*Exercise*
From the listing that follows, output everything exactly except the pictures.

(Collected data)
+ + + + +
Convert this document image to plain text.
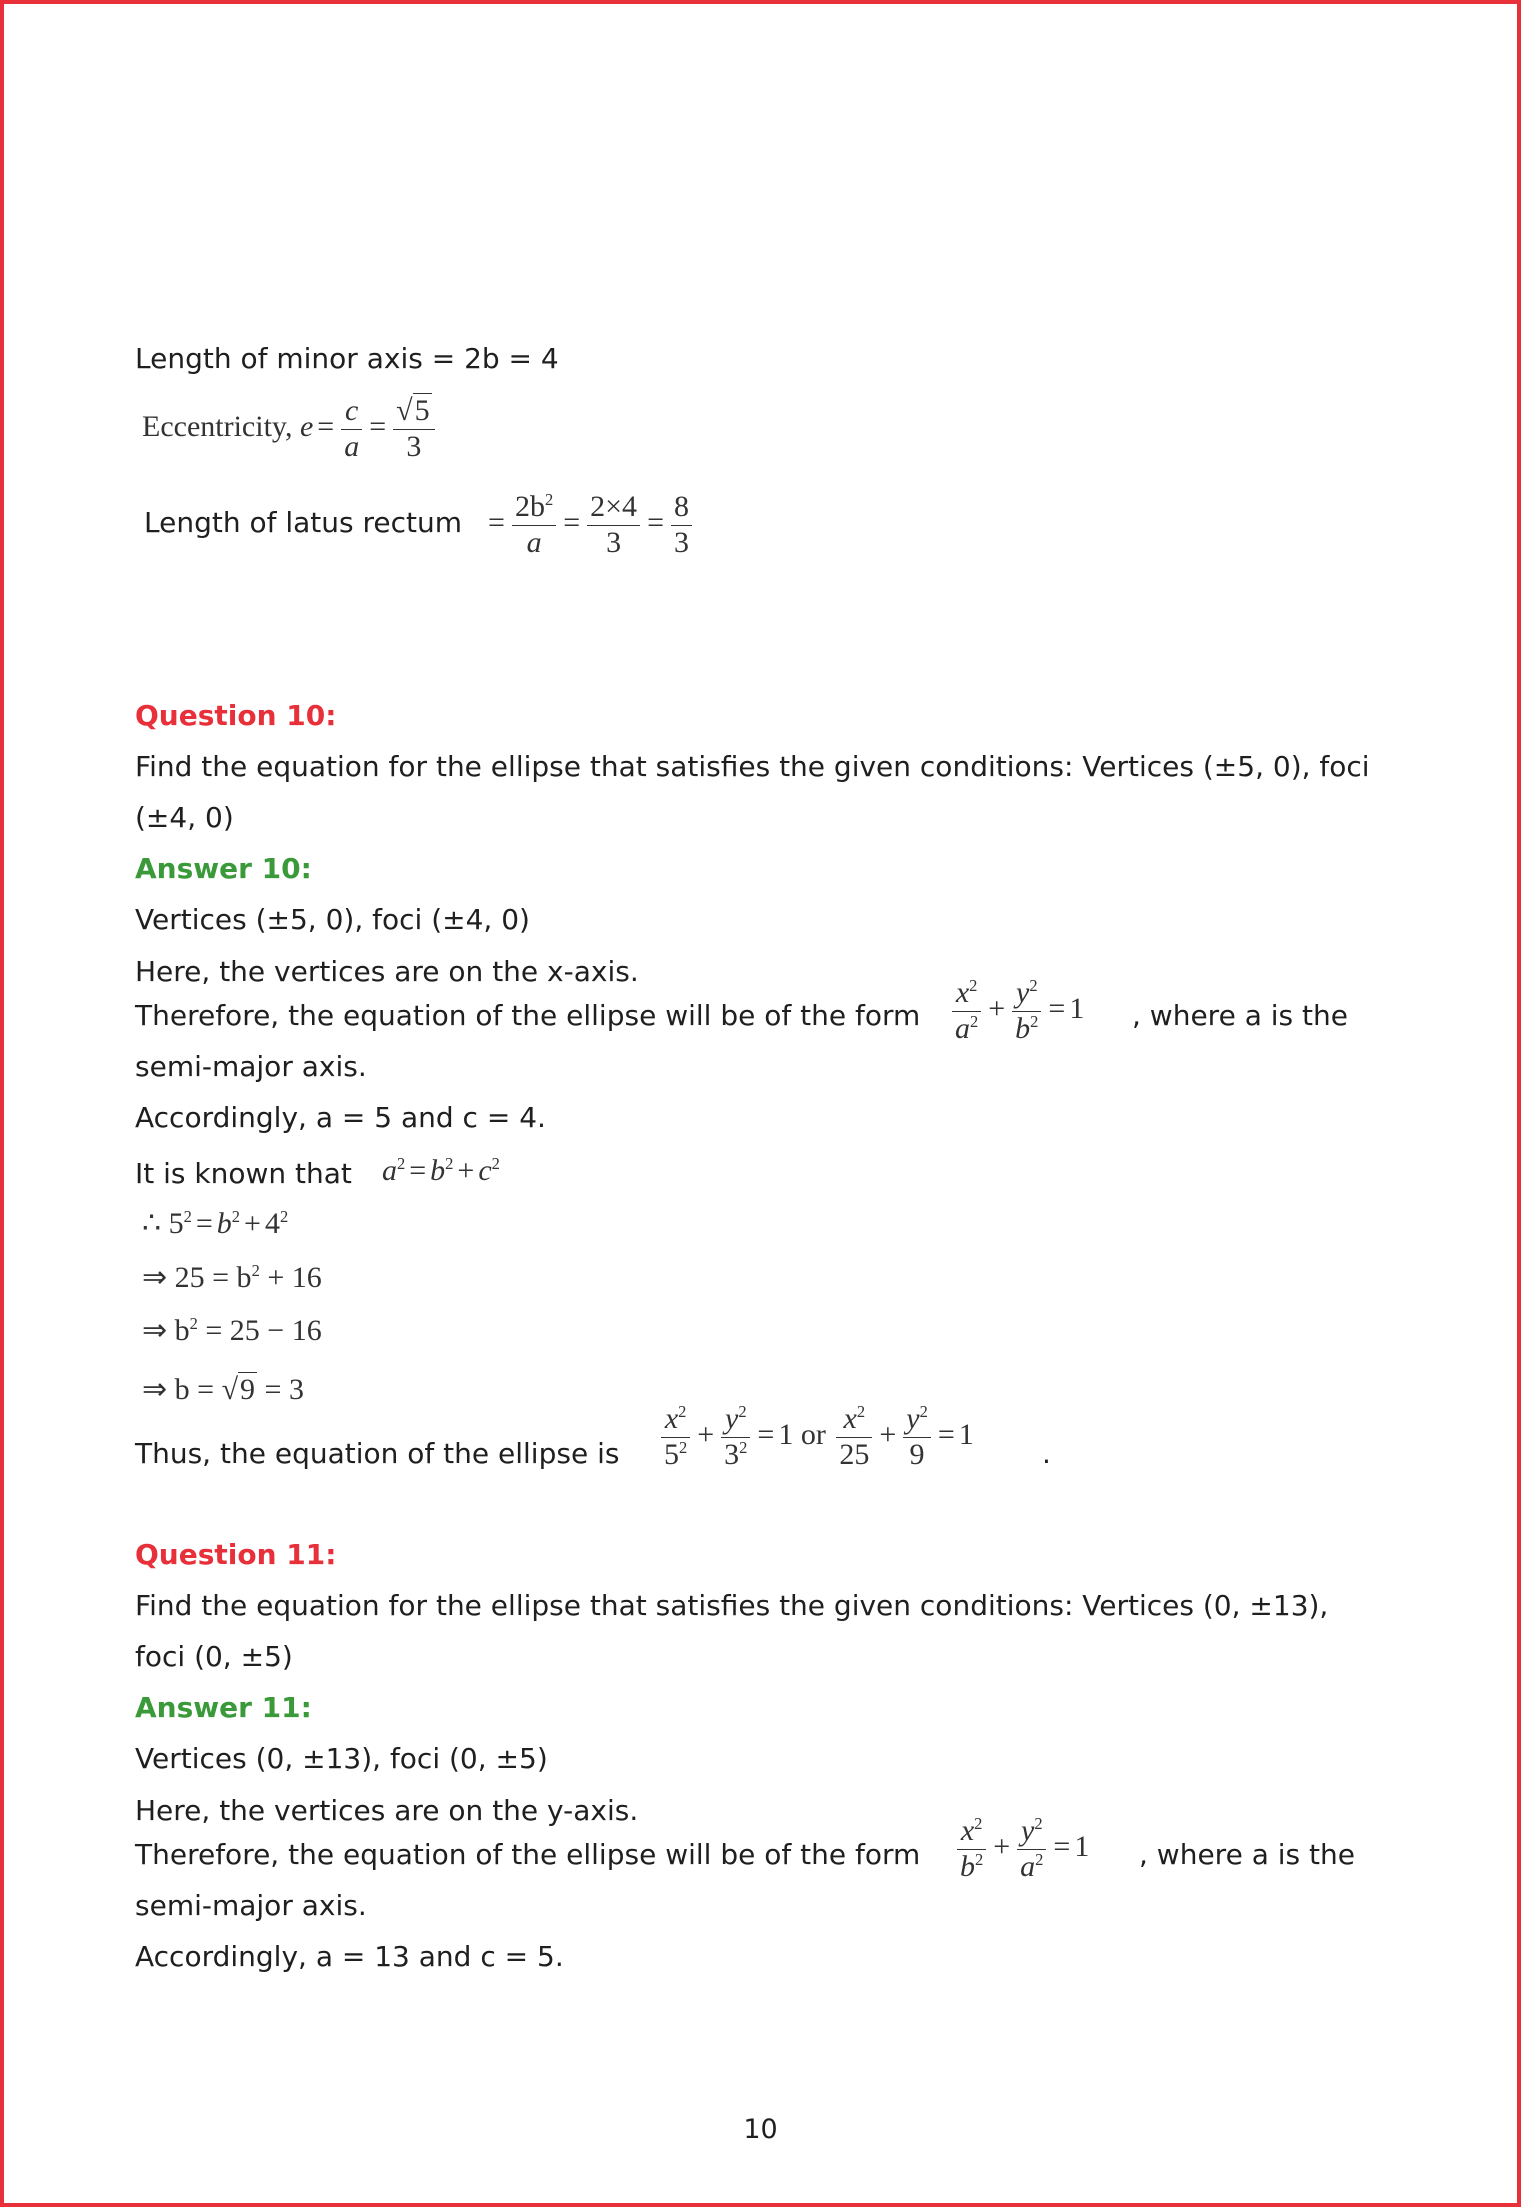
Length of minor axis = 2b = 4

Eccentricity, $e = \frac{c}{a} = \frac{√5}{3}$
Length of latus rectum = $\frac{2b^2}{a} = \frac{2\times 4}{3} = \frac{8}{3}$

Question 10:

Find the equation for the ellipse that satisfies the given conditions: Vertices (±5, 0), foci

(±4, 0)

Answer 10:

Vertices (±5, 0), foci (±4, 0)

Here, the vertices are on the x-axis.

Therefore, the equation of the ellipse will be of the form $\frac{x^2}{a^2} + \frac{y^2}{b^2} = 1$ , where a is the

semi-major axis.

Accordingly, a = 5 and c = 4.

It is known that $a^2 = b^2 + c^2$
∴ $5^2 = b^2 + 4^2$
⇒ $25 = b^2 + 16$
⇒ $b^2 = 25 - 16$
⇒ b = √9 = 3

Thus, the equation of the ellipse is $\frac{x^2}{5^2} + \frac{y^2}{3^2} = 1$ or $\frac{x^2}{25} + \frac{y^2}{9} = 1$

.

Question 11:

Find the equation for the ellipse that satisfies the given conditions: Vertices (0, ±13),

foci (0, ±5)

Answer 11:

Vertices (0, ±13), foci (0, ±5)

Here, the vertices are on the y-axis.

Therefore, the equation of the ellipse will be of the form $\frac{x^2}{b^2} + \frac{y^2}{a^2} = 1$ , where a is the

semi-major axis.

Accordingly, a = 13 and c = 5.

10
+ + + + +
*Final result*
Convert this document image to plain text.
Length of minor axis = 2b = 4

Eccentricity, $e = \frac{c}{a} = \frac{√5}{3}$
Length of latus rectum = $\frac{2b^2}{a} = \frac{2\times 4}{3} = \frac{8}{3}$

Question 10:

Find the equation for the ellipse that satisfies the given conditions: Vertices (±5, 0), foci

(±4, 0)

Answer 10:

Vertices (±5, 0), foci (±4, 0)

Here, the vertices are on the x-axis.

Therefore, the equation of the ellipse will be of the form $\frac{x^2}{a^2} + \frac{y^2}{b^2} = 1$ , where a is the

semi-major axis.

Accordingly, a = 5 and c = 4.

It is known that $a^2 = b^2 + c^2$
∴ $5^2 = b^2 + 4^2$
⇒ $25 = b^2 + 16$
⇒ $b^2 = 25 - 16$
⇒ b = √9 = 3

Thus, the equation of the ellipse is $\frac{x^2}{5^2} + \frac{y^2}{3^2} = 1$ or $\frac{x^2}{25} + \frac{y^2}{9} = 1$

.

Question 11:

Find the equation for the ellipse that satisfies the given conditions: Vertices (0, ±13),

foci (0, ±5)

Answer 11:

Vertices (0, ±13), foci (0, ±5)

Here, the vertices are on the y-axis.

Therefore, the equation of the ellipse will be of the form $\frac{x^2}{b^2} + \frac{y^2}{a^2} = 1$ , where a is the

semi-major axis.

Accordingly, a = 13 and c = 5.

10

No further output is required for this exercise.